▶ Set task
In the text below titled "Do You Grieve?", list every phrase that follows the words "I want to have the freedom to."

▶ Document text
---

Do You Grieve?

I want to grieve. I want to have the freedom to grieve without being judged or called weak. I want to have the freedom to sit in my house and cry all day without feeling like I am annoying my girlfriends. Sad to say that some of my girls are not equipped to comfort a greiving friend in any situation. The immediate response is for their grieving friend to “toughen up girl” or get “over it”. What if it is not time to toughen up? They refuse to let themselves appear to be weak and let the shell down to comfort someone else. If they do then the thought is that the person should quickly get over it. I want to be able to talk to about my emotions without feeling as if I am going to be labeled weak. Sometimes I do not want my reaction to be anger. Sometimes I want to allow myself to be vulnerable. I want to have the freedom to be sad without being told that I am being weak or I need to toughen up if I am crying.

---

▶ Records shown
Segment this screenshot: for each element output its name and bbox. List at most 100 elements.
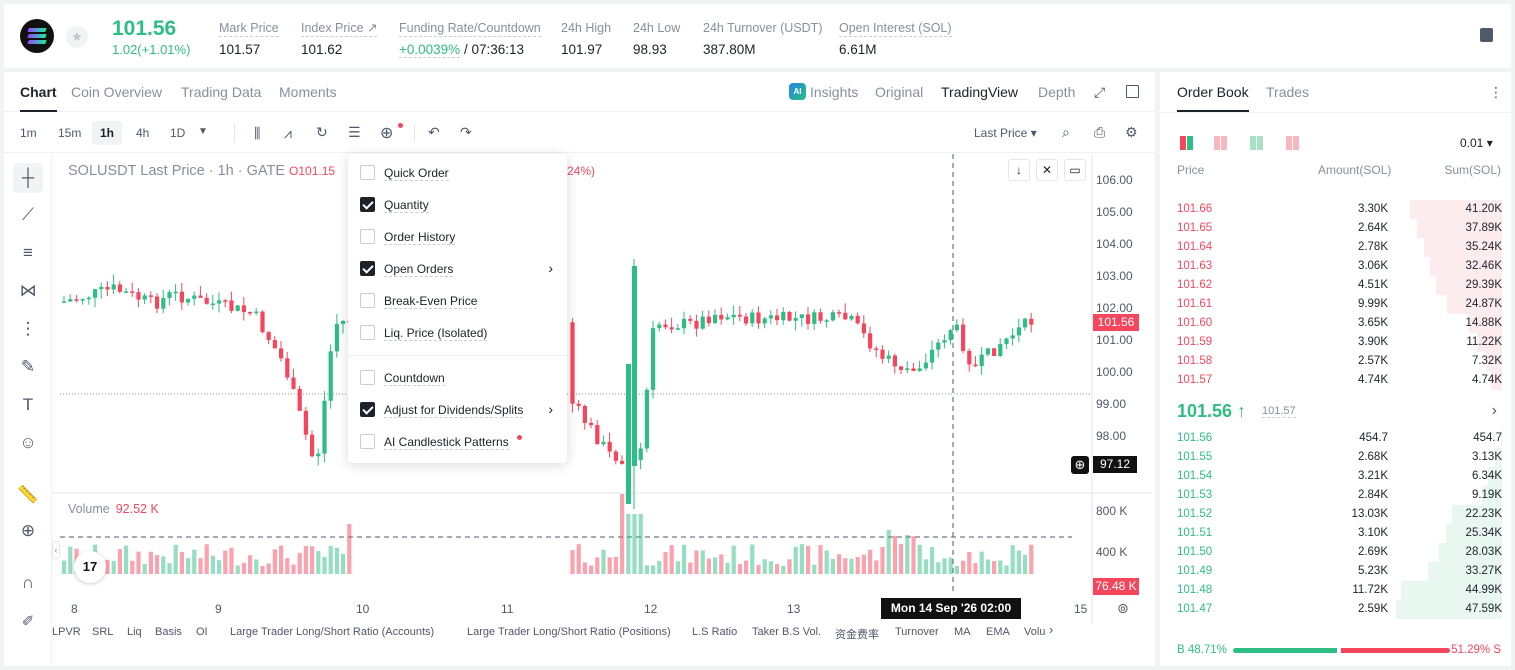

---

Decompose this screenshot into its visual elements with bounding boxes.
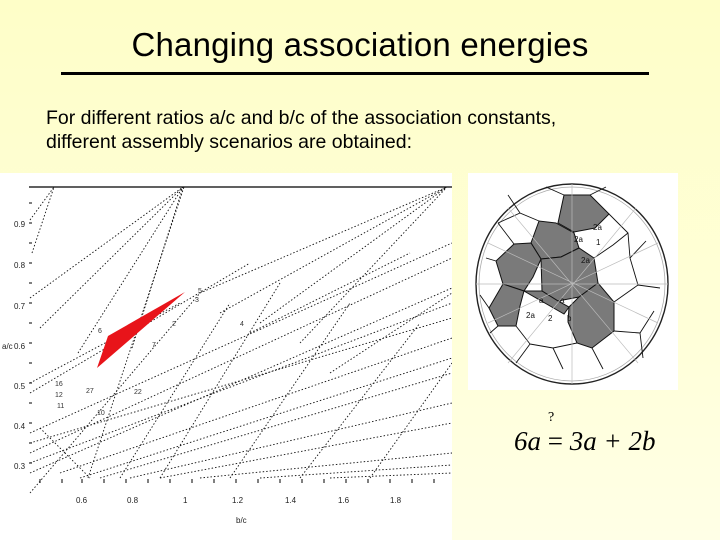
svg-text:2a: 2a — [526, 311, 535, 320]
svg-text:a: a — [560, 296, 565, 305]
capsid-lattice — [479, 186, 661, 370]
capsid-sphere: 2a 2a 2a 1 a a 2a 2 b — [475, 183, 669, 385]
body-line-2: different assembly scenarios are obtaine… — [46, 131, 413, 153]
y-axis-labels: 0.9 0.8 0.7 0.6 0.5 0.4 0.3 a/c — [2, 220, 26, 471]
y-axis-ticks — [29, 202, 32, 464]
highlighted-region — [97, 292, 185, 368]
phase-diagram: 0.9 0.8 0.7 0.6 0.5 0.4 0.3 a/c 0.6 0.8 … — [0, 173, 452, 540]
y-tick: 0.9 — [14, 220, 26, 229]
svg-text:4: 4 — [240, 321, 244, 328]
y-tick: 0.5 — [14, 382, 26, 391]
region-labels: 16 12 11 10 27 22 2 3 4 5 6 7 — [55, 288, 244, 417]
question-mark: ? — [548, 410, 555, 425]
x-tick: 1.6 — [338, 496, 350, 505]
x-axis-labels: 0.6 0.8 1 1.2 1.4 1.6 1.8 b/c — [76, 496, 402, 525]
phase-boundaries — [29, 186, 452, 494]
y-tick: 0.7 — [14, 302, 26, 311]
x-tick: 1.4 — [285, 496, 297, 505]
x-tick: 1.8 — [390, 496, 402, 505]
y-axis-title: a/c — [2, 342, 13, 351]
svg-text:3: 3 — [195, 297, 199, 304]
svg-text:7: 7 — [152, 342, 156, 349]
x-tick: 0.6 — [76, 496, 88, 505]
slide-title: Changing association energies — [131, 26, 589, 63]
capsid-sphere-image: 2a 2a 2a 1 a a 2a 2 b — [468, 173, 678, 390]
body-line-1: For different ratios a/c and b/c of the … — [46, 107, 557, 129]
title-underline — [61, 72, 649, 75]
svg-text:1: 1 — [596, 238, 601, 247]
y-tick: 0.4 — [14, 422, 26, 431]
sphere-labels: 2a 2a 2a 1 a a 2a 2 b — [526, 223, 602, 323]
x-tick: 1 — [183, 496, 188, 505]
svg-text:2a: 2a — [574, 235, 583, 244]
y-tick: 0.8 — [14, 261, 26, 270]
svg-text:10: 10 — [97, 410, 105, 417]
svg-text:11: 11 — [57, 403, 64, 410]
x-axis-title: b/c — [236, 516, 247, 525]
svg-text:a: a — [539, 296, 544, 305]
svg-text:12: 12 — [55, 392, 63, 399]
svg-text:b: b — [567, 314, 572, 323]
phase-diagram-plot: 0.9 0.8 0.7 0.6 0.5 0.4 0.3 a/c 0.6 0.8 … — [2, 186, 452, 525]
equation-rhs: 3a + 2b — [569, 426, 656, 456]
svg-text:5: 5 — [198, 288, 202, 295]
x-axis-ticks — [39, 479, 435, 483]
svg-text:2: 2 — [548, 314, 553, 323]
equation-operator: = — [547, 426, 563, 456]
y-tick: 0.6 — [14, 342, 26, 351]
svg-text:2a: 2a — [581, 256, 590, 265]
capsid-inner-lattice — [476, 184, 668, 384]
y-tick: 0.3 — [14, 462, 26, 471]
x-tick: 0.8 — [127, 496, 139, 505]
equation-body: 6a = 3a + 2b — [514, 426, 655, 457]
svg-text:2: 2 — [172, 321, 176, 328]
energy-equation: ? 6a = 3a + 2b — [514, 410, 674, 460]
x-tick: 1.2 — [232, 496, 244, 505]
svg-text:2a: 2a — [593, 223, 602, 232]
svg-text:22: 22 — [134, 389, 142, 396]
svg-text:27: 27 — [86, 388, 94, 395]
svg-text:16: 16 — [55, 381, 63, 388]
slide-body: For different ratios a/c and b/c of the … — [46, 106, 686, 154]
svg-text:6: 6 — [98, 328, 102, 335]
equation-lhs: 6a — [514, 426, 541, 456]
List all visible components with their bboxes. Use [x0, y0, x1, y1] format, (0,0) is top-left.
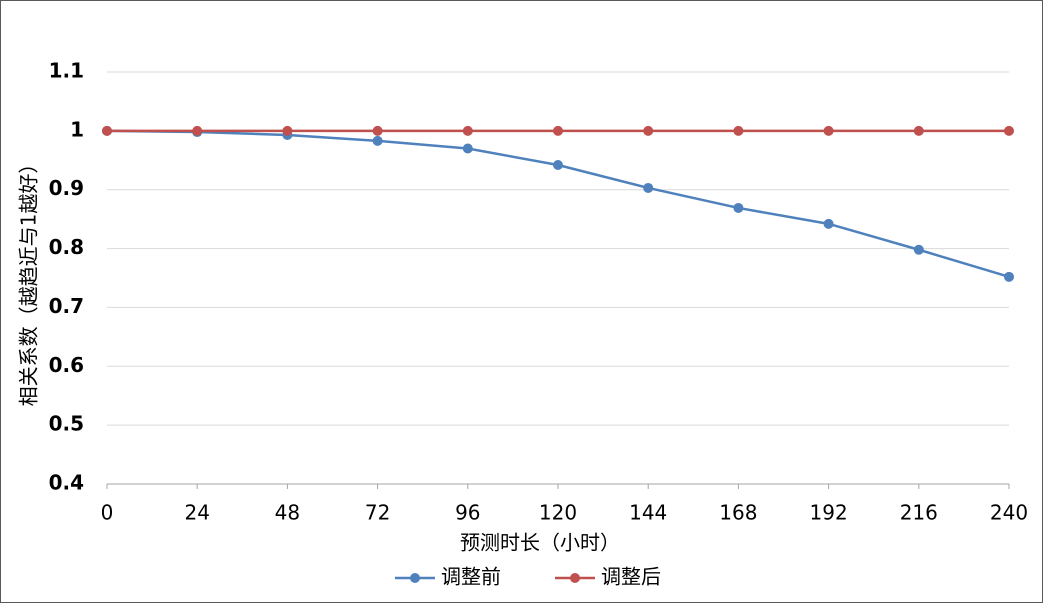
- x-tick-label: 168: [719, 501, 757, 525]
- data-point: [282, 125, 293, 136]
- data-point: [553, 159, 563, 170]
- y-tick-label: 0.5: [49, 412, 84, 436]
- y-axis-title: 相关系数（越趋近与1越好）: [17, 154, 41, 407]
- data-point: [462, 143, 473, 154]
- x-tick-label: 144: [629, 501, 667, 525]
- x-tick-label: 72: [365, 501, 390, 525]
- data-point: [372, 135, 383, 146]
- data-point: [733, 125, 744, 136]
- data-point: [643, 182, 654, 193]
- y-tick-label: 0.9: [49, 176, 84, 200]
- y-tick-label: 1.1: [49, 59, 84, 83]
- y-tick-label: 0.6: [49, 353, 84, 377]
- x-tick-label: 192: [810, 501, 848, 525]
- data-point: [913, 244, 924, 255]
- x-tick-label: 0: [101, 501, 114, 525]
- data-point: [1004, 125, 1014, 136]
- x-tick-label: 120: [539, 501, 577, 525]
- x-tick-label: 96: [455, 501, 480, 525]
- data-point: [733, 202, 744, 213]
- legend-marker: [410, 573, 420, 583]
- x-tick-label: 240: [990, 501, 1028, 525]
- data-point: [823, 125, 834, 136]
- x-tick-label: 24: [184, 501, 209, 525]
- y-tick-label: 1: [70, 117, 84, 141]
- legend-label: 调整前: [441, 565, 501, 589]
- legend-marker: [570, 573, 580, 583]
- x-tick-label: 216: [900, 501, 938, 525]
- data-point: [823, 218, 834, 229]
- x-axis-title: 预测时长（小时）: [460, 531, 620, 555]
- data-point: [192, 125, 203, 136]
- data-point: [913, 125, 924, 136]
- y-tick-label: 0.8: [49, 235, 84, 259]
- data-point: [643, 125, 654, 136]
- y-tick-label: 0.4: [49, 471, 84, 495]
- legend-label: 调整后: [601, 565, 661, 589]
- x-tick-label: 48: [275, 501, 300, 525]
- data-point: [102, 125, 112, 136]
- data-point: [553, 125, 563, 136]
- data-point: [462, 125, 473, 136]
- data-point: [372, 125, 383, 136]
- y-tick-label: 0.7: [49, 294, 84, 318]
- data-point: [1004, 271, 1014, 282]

---

▶ Response to this exercise
- grieve without being judged or called weak
- sit in my house and cry all day without feeling like I am annoying my girlfriends
- be sad without being told that I am being weak or I need to toughen up if I am crying